> _REQUEST_
Copy every line of the material below verbatim, leaving all characters, spacing and line order unchanged.

--- SUPPLIED ENTRIES ---

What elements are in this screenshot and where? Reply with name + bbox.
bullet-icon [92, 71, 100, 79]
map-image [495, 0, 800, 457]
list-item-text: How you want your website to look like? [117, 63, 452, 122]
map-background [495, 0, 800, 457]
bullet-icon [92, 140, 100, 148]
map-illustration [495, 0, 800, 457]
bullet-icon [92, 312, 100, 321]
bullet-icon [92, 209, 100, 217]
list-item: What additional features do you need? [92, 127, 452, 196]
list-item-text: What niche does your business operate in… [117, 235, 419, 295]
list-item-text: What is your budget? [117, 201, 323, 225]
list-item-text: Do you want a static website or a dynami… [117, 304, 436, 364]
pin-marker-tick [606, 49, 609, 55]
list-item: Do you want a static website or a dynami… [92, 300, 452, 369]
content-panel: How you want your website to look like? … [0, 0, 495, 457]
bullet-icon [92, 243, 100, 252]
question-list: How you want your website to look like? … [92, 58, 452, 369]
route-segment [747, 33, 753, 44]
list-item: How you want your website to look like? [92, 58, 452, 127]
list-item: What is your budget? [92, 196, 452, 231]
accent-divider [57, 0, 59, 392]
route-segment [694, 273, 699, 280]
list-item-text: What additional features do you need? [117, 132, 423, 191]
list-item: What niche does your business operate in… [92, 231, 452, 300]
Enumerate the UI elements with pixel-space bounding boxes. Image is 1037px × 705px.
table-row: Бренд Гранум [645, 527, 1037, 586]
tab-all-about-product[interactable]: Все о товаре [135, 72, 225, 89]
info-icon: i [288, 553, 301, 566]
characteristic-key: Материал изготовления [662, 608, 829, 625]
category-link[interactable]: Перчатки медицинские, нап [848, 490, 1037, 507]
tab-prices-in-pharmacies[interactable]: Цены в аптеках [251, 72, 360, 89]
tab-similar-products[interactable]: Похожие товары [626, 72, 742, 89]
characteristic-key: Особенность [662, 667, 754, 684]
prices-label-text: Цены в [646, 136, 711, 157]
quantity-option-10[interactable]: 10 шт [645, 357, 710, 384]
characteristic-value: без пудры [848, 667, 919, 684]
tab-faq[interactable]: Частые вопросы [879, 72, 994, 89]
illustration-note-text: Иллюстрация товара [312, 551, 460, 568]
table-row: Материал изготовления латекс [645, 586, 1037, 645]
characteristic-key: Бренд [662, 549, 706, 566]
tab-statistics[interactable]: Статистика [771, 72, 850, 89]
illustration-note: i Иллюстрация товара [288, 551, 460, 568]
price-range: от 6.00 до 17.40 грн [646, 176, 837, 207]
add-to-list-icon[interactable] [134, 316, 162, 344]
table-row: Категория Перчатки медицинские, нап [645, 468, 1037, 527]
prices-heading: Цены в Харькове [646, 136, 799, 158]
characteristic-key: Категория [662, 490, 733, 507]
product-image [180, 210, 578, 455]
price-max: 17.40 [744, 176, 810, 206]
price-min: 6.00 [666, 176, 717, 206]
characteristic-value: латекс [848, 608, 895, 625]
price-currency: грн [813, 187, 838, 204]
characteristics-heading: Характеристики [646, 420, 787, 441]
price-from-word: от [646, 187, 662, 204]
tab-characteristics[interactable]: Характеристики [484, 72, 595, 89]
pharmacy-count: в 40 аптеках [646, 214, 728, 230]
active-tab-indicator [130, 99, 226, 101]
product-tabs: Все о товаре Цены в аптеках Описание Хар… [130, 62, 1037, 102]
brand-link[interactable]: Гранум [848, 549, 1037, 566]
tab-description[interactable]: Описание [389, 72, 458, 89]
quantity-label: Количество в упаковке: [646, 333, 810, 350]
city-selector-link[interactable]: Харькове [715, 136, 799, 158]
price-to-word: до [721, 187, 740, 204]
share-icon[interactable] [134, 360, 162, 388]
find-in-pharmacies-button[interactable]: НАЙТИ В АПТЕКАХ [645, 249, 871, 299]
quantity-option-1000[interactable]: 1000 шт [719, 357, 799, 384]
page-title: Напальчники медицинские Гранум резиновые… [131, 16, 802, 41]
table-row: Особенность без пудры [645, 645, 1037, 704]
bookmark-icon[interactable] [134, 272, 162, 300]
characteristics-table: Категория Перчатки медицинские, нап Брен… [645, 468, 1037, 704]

---

> _RESPONSE BELOW_
What elements are in this screenshot and where? Reply with name + bbox.
bullet-icon [92, 71, 100, 79]
map-image [495, 0, 800, 457]
list-item-text: How you want your website to look like? [117, 63, 452, 122]
map-background [495, 0, 800, 457]
bullet-icon [92, 140, 100, 148]
map-illustration [495, 0, 800, 457]
bullet-icon [92, 312, 100, 321]
bullet-icon [92, 209, 100, 217]
list-item: What additional features do you need? [92, 127, 452, 196]
list-item-text: What niche does your business operate in… [117, 235, 419, 295]
list-item-text: What is your budget? [117, 201, 323, 225]
list-item-text: Do you want a static website or a dynami… [117, 304, 436, 364]
pin-marker-tick [606, 49, 609, 55]
list-item: Do you want a static website or a dynami… [92, 300, 452, 369]
content-panel: How you want your website to look like? … [0, 0, 495, 457]
bullet-icon [92, 243, 100, 252]
question-list: How you want your website to look like? … [92, 58, 452, 369]
route-segment [747, 33, 753, 44]
list-item: How you want your website to look like? [92, 58, 452, 127]
list-item: What is your budget? [92, 196, 452, 231]
accent-divider [57, 0, 59, 392]
route-segment [694, 273, 699, 280]
list-item-text: What additional features do you need? [117, 132, 423, 191]
list-item: What niche does your business operate in… [92, 231, 452, 300]
Enumerate the UI elements with pixel-space bounding boxes. Image is 1037px × 705px.
table-row: Бренд Гранум [645, 527, 1037, 586]
tab-all-about-product[interactable]: Все о товаре [135, 72, 225, 89]
info-icon: i [288, 553, 301, 566]
characteristic-key: Материал изготовления [662, 608, 829, 625]
category-link[interactable]: Перчатки медицинские, нап [848, 490, 1037, 507]
tab-prices-in-pharmacies[interactable]: Цены в аптеках [251, 72, 360, 89]
tab-similar-products[interactable]: Похожие товары [626, 72, 742, 89]
characteristic-key: Особенность [662, 667, 754, 684]
prices-label-text: Цены в [646, 136, 711, 157]
quantity-option-10[interactable]: 10 шт [645, 357, 710, 384]
characteristic-value: без пудры [848, 667, 919, 684]
tab-faq[interactable]: Частые вопросы [879, 72, 994, 89]
illustration-note-text: Иллюстрация товара [312, 551, 460, 568]
table-row: Материал изготовления латекс [645, 586, 1037, 645]
characteristic-key: Бренд [662, 549, 706, 566]
tab-statistics[interactable]: Статистика [771, 72, 850, 89]
illustration-note: i Иллюстрация товара [288, 551, 460, 568]
price-range: от 6.00 до 17.40 грн [646, 176, 837, 207]
add-to-list-icon[interactable] [134, 316, 162, 344]
table-row: Категория Перчатки медицинские, нап [645, 468, 1037, 527]
prices-heading: Цены в Харькове [646, 136, 799, 158]
characteristic-key: Категория [662, 490, 733, 507]
product-image [180, 210, 578, 455]
price-max: 17.40 [744, 176, 810, 206]
price-min: 6.00 [666, 176, 717, 206]
characteristic-value: латекс [848, 608, 895, 625]
price-currency: грн [813, 187, 838, 204]
characteristics-heading: Характеристики [646, 420, 787, 441]
price-from-word: от [646, 187, 662, 204]
tab-characteristics[interactable]: Характеристики [484, 72, 595, 89]
pharmacy-count: в 40 аптеках [646, 214, 728, 230]
active-tab-indicator [130, 99, 226, 101]
product-tabs: Все о товаре Цены в аптеках Описание Хар… [130, 62, 1037, 102]
brand-link[interactable]: Гранум [848, 549, 1037, 566]
tab-description[interactable]: Описание [389, 72, 458, 89]
quantity-label: Количество в упаковке: [646, 333, 810, 350]
city-selector-link[interactable]: Харькове [715, 136, 799, 158]
price-to-word: до [721, 187, 740, 204]
share-icon[interactable] [134, 360, 162, 388]
find-in-pharmacies-button[interactable]: НАЙТИ В АПТЕКАХ [645, 249, 871, 299]
quantity-option-1000[interactable]: 1000 шт [719, 357, 799, 384]
page-title: Напальчники медицинские Гранум резиновые… [131, 16, 802, 41]
table-row: Особенность без пудры [645, 645, 1037, 704]
bookmark-icon[interactable] [134, 272, 162, 300]
characteristics-table: Категория Перчатки медицинские, нап Брен… [645, 468, 1037, 704]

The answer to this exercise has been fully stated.